··· Record set ···
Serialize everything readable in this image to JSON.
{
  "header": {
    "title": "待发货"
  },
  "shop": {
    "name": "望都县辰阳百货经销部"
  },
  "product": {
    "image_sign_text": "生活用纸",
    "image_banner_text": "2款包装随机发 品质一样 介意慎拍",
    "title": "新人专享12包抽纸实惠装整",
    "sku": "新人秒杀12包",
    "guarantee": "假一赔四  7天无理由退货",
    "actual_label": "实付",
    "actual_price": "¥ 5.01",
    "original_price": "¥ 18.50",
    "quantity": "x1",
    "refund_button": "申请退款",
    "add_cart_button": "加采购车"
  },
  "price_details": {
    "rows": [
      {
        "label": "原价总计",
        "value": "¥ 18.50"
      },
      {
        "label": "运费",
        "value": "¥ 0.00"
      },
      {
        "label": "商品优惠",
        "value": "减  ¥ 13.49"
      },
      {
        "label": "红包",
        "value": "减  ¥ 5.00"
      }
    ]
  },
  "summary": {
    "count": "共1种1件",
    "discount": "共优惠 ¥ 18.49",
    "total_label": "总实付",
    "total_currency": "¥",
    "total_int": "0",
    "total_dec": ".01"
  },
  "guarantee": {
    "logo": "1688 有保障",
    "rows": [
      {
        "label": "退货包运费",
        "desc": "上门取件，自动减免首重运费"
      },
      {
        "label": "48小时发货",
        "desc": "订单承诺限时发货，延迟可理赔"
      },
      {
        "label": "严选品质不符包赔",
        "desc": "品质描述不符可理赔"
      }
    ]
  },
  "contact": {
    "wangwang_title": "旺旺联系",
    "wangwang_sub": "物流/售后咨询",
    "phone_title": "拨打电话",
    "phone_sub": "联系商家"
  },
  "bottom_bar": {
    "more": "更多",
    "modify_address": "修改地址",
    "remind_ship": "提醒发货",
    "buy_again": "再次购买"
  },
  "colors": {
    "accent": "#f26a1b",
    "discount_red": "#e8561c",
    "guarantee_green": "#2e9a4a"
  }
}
···
Aim of the exercise: Print all the data exactly.

Response to this exercise:
Serialize everything readable in this image to JSON.
{
  "header": {
    "title": "待发货"
  },
  "shop": {
    "name": "望都县辰阳百货经销部"
  },
  "product": {
    "image_sign_text": "生活用纸",
    "image_banner_text": "2款包装随机发 品质一样 介意慎拍",
    "title": "新人专享12包抽纸实惠装整",
    "sku": "新人秒杀12包",
    "guarantee": "假一赔四  7天无理由退货",
    "actual_label": "实付",
    "actual_price": "¥ 5.01",
    "original_price": "¥ 18.50",
    "quantity": "x1",
    "refund_button": "申请退款",
    "add_cart_button": "加采购车"
  },
  "price_details": {
    "rows": [
      {
        "label": "原价总计",
        "value": "¥ 18.50"
      },
      {
        "label": "运费",
        "value": "¥ 0.00"
      },
      {
        "label": "商品优惠",
        "value": "减  ¥ 13.49"
      },
      {
        "label": "红包",
        "value": "减  ¥ 5.00"
      }
    ]
  },
  "summary": {
    "count": "共1种1件",
    "discount": "共优惠 ¥ 18.49",
    "total_label": "总实付",
    "total_currency": "¥",
    "total_int": "0",
    "total_dec": ".01"
  },
  "guarantee": {
    "logo": "1688 有保障",
    "rows": [
      {
        "label": "退货包运费",
        "desc": "上门取件，自动减免首重运费"
      },
      {
        "label": "48小时发货",
        "desc": "订单承诺限时发货，延迟可理赔"
      },
      {
        "label": "严选品质不符包赔",
        "desc": "品质描述不符可理赔"
      }
    ]
  },
  "contact": {
    "wangwang_title": "旺旺联系",
    "wangwang_sub": "物流/售后咨询",
    "phone_title": "拨打电话",
    "phone_sub": "联系商家"
  },
  "bottom_bar": {
    "more": "更多",
    "modify_address": "修改地址",
    "remind_ship": "提醒发货",
    "buy_again": "再次购买"
  },
  "colors": {
    "accent": "#f26a1b",
    "discount_red": "#e8561c",
    "guarantee_green": "#2e9a4a"
  }
}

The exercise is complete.